:: GIVEN ENTRIES ::
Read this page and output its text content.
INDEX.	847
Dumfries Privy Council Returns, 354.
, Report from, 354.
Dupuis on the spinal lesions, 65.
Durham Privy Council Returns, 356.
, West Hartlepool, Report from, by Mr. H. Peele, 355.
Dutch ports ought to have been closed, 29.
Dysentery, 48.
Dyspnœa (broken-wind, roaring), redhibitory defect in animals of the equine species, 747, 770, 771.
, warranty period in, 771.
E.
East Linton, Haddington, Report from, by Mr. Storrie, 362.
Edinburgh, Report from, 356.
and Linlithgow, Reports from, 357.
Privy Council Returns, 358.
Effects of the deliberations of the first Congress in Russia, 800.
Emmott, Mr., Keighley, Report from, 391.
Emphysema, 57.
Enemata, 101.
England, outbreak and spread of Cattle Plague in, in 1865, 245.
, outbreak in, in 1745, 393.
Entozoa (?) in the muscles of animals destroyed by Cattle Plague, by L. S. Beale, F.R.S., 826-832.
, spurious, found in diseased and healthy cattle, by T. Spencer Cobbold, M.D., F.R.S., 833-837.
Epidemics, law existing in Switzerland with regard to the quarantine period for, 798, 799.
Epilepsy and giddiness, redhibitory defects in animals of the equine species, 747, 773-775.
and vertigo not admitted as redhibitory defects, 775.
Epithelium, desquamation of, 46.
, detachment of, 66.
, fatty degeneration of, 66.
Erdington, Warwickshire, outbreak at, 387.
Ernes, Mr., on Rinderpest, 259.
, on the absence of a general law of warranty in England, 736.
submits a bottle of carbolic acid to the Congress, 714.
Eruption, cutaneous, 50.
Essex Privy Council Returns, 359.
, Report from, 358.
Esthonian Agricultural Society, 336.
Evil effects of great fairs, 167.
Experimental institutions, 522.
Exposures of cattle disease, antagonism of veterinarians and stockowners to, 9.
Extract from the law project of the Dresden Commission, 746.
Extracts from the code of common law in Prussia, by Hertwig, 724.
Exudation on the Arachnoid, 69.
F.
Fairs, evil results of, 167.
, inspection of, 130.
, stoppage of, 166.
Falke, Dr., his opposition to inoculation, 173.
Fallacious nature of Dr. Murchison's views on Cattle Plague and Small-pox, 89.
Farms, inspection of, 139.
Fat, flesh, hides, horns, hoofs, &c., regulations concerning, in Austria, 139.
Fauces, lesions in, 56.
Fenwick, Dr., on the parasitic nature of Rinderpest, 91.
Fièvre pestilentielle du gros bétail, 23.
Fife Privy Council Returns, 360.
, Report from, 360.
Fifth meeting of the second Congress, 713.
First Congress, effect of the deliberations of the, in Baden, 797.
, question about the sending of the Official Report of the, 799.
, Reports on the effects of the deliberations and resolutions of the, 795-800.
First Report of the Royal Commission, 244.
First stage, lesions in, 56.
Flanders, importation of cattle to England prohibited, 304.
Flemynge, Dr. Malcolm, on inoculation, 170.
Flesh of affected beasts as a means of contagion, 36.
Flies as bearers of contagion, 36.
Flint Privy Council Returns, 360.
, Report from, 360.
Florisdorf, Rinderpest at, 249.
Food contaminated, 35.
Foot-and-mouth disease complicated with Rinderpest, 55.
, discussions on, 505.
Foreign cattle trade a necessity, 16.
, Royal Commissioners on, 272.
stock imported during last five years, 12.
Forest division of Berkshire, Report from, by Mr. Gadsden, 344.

:: DIRECTIVE ::
Exactly reproduce every line found in the records.

:: RESULT BELOW ::
Read this page and output its text content.
INDEX.	847
Dumfries Privy Council Returns, 354.
, Report from, 354.
Dupuis on the spinal lesions, 65.
Durham Privy Council Returns, 356.
, West Hartlepool, Report from, by Mr. H. Peele, 355.
Dutch ports ought to have been closed, 29.
Dysentery, 48.
Dyspnœa (broken-wind, roaring), redhibitory defect in animals of the equine species, 747, 770, 771.
, warranty period in, 771.
E.
East Linton, Haddington, Report from, by Mr. Storrie, 362.
Edinburgh, Report from, 356.
and Linlithgow, Reports from, 357.
Privy Council Returns, 358.
Effects of the deliberations of the first Congress in Russia, 800.
Emmott, Mr., Keighley, Report from, 391.
Emphysema, 57.
Enemata, 101.
England, outbreak and spread of Cattle Plague in, in 1865, 245.
, outbreak in, in 1745, 393.
Entozoa (?) in the muscles of animals destroyed by Cattle Plague, by L. S. Beale, F.R.S., 826-832.
, spurious, found in diseased and healthy cattle, by T. Spencer Cobbold, M.D., F.R.S., 833-837.
Epidemics, law existing in Switzerland with regard to the quarantine period for, 798, 799.
Epilepsy and giddiness, redhibitory defects in animals of the equine species, 747, 773-775.
and vertigo not admitted as redhibitory defects, 775.
Epithelium, desquamation of, 46.
, detachment of, 66.
, fatty degeneration of, 66.
Erdington, Warwickshire, outbreak at, 387.
Ernes, Mr., on Rinderpest, 259.
, on the absence of a general law of warranty in England, 736.
submits a bottle of carbolic acid to the Congress, 714.
Eruption, cutaneous, 50.
Essex Privy Council Returns, 359.
, Report from, 358.
Esthonian Agricultural Society, 336.
Evil effects of great fairs, 167.
Experimental institutions, 522.
Exposures of cattle disease, antagonism of veterinarians and stockowners to, 9.
Extract from the law project of the Dresden Commission, 746.
Extracts from the code of common law in Prussia, by Hertwig, 724.
Exudation on the Arachnoid, 69.
F.
Fairs, evil results of, 167.
, inspection of, 130.
, stoppage of, 166.
Falke, Dr., his opposition to inoculation, 173.
Fallacious nature of Dr. Murchison's views on Cattle Plague and Small-pox, 89.
Farms, inspection of, 139.
Fat, flesh, hides, horns, hoofs, &c., regulations concerning, in Austria, 139.
Fauces, lesions in, 56.
Fenwick, Dr., on the parasitic nature of Rinderpest, 91.
Fièvre pestilentielle du gros bétail, 23.
Fife Privy Council Returns, 360.
, Report from, 360.
Fifth meeting of the second Congress, 713.
First Congress, effect of the deliberations of the, in Baden, 797.
, question about the sending of the Official Report of the, 799.
, Reports on the effects of the deliberations and resolutions of the, 795-800.
First Report of the Royal Commission, 244.
First stage, lesions in, 56.
Flanders, importation of cattle to England prohibited, 304.
Flemynge, Dr. Malcolm, on inoculation, 170.
Flesh of affected beasts as a means of contagion, 36.
Flies as bearers of contagion, 36.
Flint Privy Council Returns, 360.
, Report from, 360.
Florisdorf, Rinderpest at, 249.
Food contaminated, 35.
Foot-and-mouth disease complicated with Rinderpest, 55.
, discussions on, 505.
Foreign cattle trade a necessity, 16.
, Royal Commissioners on, 272.
stock imported during last five years, 12.
Forest division of Berkshire, Report from, by Mr. Gadsden, 344.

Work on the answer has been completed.